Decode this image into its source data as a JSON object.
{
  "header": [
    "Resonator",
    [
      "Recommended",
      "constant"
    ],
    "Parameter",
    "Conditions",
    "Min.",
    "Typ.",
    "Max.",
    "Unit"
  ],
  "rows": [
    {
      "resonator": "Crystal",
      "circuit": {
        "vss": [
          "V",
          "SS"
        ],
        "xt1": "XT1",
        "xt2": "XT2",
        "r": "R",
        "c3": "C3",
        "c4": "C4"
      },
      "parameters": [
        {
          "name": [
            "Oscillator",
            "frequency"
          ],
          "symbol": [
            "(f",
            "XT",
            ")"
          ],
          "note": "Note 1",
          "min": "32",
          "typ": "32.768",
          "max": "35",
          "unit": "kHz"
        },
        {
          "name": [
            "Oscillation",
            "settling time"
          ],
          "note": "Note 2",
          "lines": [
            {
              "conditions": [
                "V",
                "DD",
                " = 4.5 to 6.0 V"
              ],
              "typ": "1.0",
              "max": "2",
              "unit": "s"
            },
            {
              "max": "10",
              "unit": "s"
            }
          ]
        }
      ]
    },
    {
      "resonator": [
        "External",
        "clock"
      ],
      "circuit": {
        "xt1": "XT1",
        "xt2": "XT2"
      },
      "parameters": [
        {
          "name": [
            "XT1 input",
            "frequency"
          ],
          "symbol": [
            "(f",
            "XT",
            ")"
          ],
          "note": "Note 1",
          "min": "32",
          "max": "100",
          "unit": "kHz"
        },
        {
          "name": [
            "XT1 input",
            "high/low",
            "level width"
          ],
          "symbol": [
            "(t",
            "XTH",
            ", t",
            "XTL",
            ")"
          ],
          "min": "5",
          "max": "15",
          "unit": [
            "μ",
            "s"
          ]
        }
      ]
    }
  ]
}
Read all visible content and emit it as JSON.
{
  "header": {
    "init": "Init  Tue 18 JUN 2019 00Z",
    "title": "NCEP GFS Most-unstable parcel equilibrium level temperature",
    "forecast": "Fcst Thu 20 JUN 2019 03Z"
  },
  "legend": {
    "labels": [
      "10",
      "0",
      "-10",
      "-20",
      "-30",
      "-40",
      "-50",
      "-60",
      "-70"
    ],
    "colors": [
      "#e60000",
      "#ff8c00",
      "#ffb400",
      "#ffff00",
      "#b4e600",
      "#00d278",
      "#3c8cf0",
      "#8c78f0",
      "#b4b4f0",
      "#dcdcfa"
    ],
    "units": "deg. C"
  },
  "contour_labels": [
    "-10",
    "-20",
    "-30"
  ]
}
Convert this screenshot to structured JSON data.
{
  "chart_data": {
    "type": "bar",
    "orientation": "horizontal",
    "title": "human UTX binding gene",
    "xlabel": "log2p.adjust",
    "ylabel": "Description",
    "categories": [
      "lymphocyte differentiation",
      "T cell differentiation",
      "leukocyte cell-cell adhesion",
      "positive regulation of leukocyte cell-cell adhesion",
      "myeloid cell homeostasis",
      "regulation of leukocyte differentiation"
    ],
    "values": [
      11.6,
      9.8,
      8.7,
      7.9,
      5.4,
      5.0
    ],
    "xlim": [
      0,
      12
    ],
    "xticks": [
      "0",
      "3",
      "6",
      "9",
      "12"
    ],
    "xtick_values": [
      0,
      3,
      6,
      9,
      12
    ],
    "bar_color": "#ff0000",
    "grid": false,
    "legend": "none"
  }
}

----------------------------------------

Transcribe the entire listing above precisely.

Decode this image into its source data as a JSON object.
{
  "header": [
    "Resonator",
    [
      "Recommended",
      "constant"
    ],
    "Parameter",
    "Conditions",
    "Min.",
    "Typ.",
    "Max.",
    "Unit"
  ],
  "rows": [
    {
      "resonator": "Crystal",
      "circuit": {
        "vss": [
          "V",
          "SS"
        ],
        "xt1": "XT1",
        "xt2": "XT2",
        "r": "R",
        "c3": "C3",
        "c4": "C4"
      },
      "parameters": [
        {
          "name": [
            "Oscillator",
            "frequency"
          ],
          "symbol": [
            "(f",
            "XT",
            ")"
          ],
          "note": "Note 1",
          "min": "32",
          "typ": "32.768",
          "max": "35",
          "unit": "kHz"
        },
        {
          "name": [
            "Oscillation",
            "settling time"
          ],
          "note": "Note 2",
          "lines": [
            {
              "conditions": [
                "V",
                "DD",
                " = 4.5 to 6.0 V"
              ],
              "typ": "1.0",
              "max": "2",
              "unit": "s"
            },
            {
              "max": "10",
              "unit": "s"
            }
          ]
        }
      ]
    },
    {
      "resonator": [
        "External",
        "clock"
      ],
      "circuit": {
        "xt1": "XT1",
        "xt2": "XT2"
      },
      "parameters": [
        {
          "name": [
            "XT1 input",
            "frequency"
          ],
          "symbol": [
            "(f",
            "XT",
            ")"
          ],
          "note": "Note 1",
          "min": "32",
          "max": "100",
          "unit": "kHz"
        },
        {
          "name": [
            "XT1 input",
            "high/low",
            "level width"
          ],
          "symbol": [
            "(t",
            "XTH",
            ", t",
            "XTL",
            ")"
          ],
          "min": "5",
          "max": "15",
          "unit": [
            "μ",
            "s"
          ]
        }
      ]
    }
  ]
}
Read all visible content and emit it as JSON.
{
  "header": {
    "init": "Init  Tue 18 JUN 2019 00Z",
    "title": "NCEP GFS Most-unstable parcel equilibrium level temperature",
    "forecast": "Fcst Thu 20 JUN 2019 03Z"
  },
  "legend": {
    "labels": [
      "10",
      "0",
      "-10",
      "-20",
      "-30",
      "-40",
      "-50",
      "-60",
      "-70"
    ],
    "colors": [
      "#e60000",
      "#ff8c00",
      "#ffb400",
      "#ffff00",
      "#b4e600",
      "#00d278",
      "#3c8cf0",
      "#8c78f0",
      "#b4b4f0",
      "#dcdcfa"
    ],
    "units": "deg. C"
  },
  "contour_labels": [
    "-10",
    "-20",
    "-30"
  ]
}
Convert this screenshot to structured JSON data.
{
  "chart_data": {
    "type": "bar",
    "orientation": "horizontal",
    "title": "human UTX binding gene",
    "xlabel": "log2p.adjust",
    "ylabel": "Description",
    "categories": [
      "lymphocyte differentiation",
      "T cell differentiation",
      "leukocyte cell-cell adhesion",
      "positive regulation of leukocyte cell-cell adhesion",
      "myeloid cell homeostasis",
      "regulation of leukocyte differentiation"
    ],
    "values": [
      11.6,
      9.8,
      8.7,
      7.9,
      5.4,
      5.0
    ],
    "xlim": [
      0,
      12
    ],
    "xticks": [
      "0",
      "3",
      "6",
      "9",
      "12"
    ],
    "xtick_values": [
      0,
      3,
      6,
      9,
      12
    ],
    "bar_color": "#ff0000",
    "grid": false,
    "legend": "none"
  }
}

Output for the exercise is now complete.